Extrait fourni:
Il en est de même pour les autres cimetières de la ville. Au moment où Diokoul (Rufisque Ouest) et Thiawlène (Rufisque Est) régulièrement envahis par les débordements d’eau de mer grignotent lentement leurs derniers mètres carrés restants, le cimetière chrétien de Diokoul
Wague a presque atteint sa capacité maximale ; d’où la volonté pour la plupart des Rufisquois de rouvrir le cimetière militaire en panne d’activités avant même l’indépendance. Pour certains cependant, le cimetière militaire demeure un patrimoine de la France. C’est
l’avis généralement partagé chez les riverains du cimetière, témoins des fréquentes visites des militaires français. «Ils viennent assez souvent pour organiser une cérémonie de reconnaissance aux tirailleurs avec la pose d’une gerbe de fleurs, le tout accompagné de la
fanfare», relate le quadragénaire Amadou Mbaye. L’hypothèse d’une appartenance à la France est toutefois battue en brèche par l’abbé Sandi Diouf. «Dans la législation française, rendre un hommage posthume aux soldats tombés sur le champ de bataille est un devoir. C’est ce qui explique la supervision du cimetière par les français», fait savoir le chef de la paroisse Sainte Agnès de Rufisque. Quid de son appartenance à la France ? L’homme de Dieu est catégorique : «Le cimetière est une propriété de la mairie ou de l’Etat sénégalais, mais pas de la France.» Une information qu’il dit détenir d’un aumônier français. Nos tentatives à la mairie Ville ont été vaines. «Aucune
archive sur ce cimetière», regrette Mbaye Diouf du bureau de l’occupation des sols.

Consigne:
Poursuivez l'extrait ci-dessus sur le cimetière militaire de Rufisque, en reprenant juste après sa dernière phrase.

Entrées présentées:
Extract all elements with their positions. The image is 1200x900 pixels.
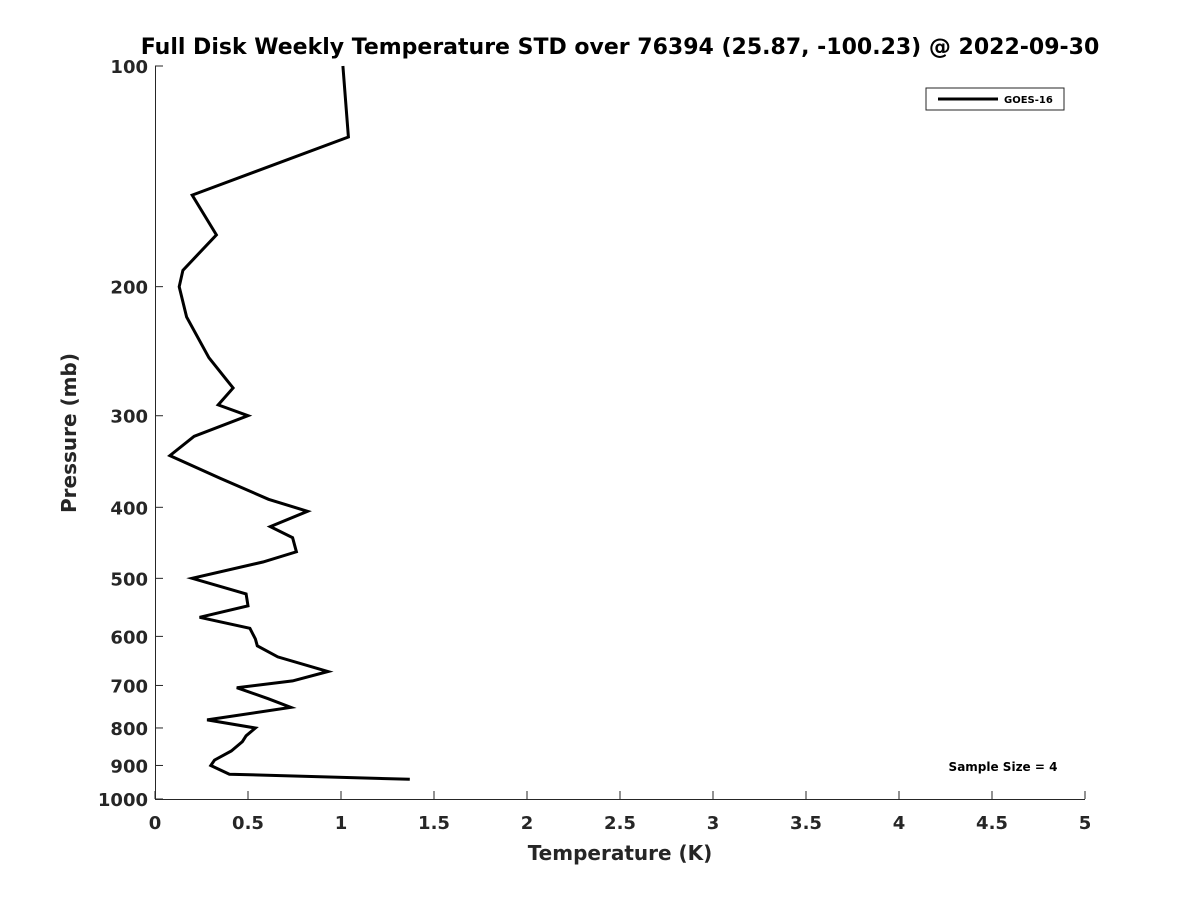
x-tick-label: 4 [893, 813, 906, 834]
y-axis-ticks: 100 200 300 400 500 600 700 800 900 1000 [98, 57, 163, 811]
y-tick-label: 900 [110, 756, 148, 777]
legend: GOES-16 [925, 87, 1065, 111]
x-tick-label: 3.5 [790, 813, 822, 834]
x-axis-ticks: 0 0.5 1 1.5 2 2.5 3 3.5 4 4.5 5 [149, 791, 1092, 834]
y-tick-label: 1000 [98, 790, 148, 811]
series-layer [167, 65, 410, 781]
sample-size-annotation: Sample Size = 4 [949, 760, 1058, 774]
x-tick-label: 0.5 [232, 813, 264, 834]
x-tick-label: 5 [1079, 813, 1092, 834]
y-tick-label: 100 [110, 57, 148, 78]
y-tick-label: 500 [110, 569, 148, 590]
plot-y-axis-line [155, 66, 156, 800]
x-tick-label: 0 [149, 813, 162, 834]
x-tick-label: 2 [521, 813, 534, 834]
plot-x-axis-line [155, 799, 1085, 800]
y-tick-label: 300 [110, 407, 148, 428]
x-axis-title: Temperature (K) [528, 841, 713, 865]
x-tick-label: 1.5 [418, 813, 450, 834]
x-tick-label: 4.5 [976, 813, 1008, 834]
x-tick-label: 1 [335, 813, 348, 834]
x-tick-label: 3 [707, 813, 720, 834]
x-tick-label: 2.5 [604, 813, 636, 834]
chart-title: Full Disk Weekly Temperature STD over 76… [141, 35, 1100, 60]
y-axis-title: Pressure (mb) [57, 353, 81, 513]
y-tick-label: 700 [110, 676, 148, 697]
y-tick-label: 800 [110, 719, 148, 740]
series-line-goes-16 [167, 65, 410, 781]
y-tick-label: 200 [110, 278, 148, 299]
y-tick-label: 400 [110, 498, 148, 519]
y-tick-label: 600 [110, 627, 148, 648]
legend-label-goes-16: GOES-16 [1004, 95, 1053, 106]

Réponse attendue:
Un lieu qui n’attire pas
Gouye Mouride est moins vieux que le cimetière qui l’a vu s’installer et grandir. Ce qui fait que l’histoire du cimetière est grandement méconnue de ses habitants. Les personnes rencontrées ne connaissent pas grand-chose du cimetière. Pape Faye, gérant d’une boutique de
transfert d’argent, vivant à Halwar Gouye Mouride, dit ne «rien savoir de l’histoire du cimetière». Pis, il avoue, malgré la relative proximité (1km environ), être resté plus de 7 ans sans y poser les pieds. Même refrain servi par Penda Dia, âgée de 35 ans et vivant au quartier
Arafat 3 depuis 10 ans. «J’en ai que des échos, je n’y suis jamais allée», confesse-telle.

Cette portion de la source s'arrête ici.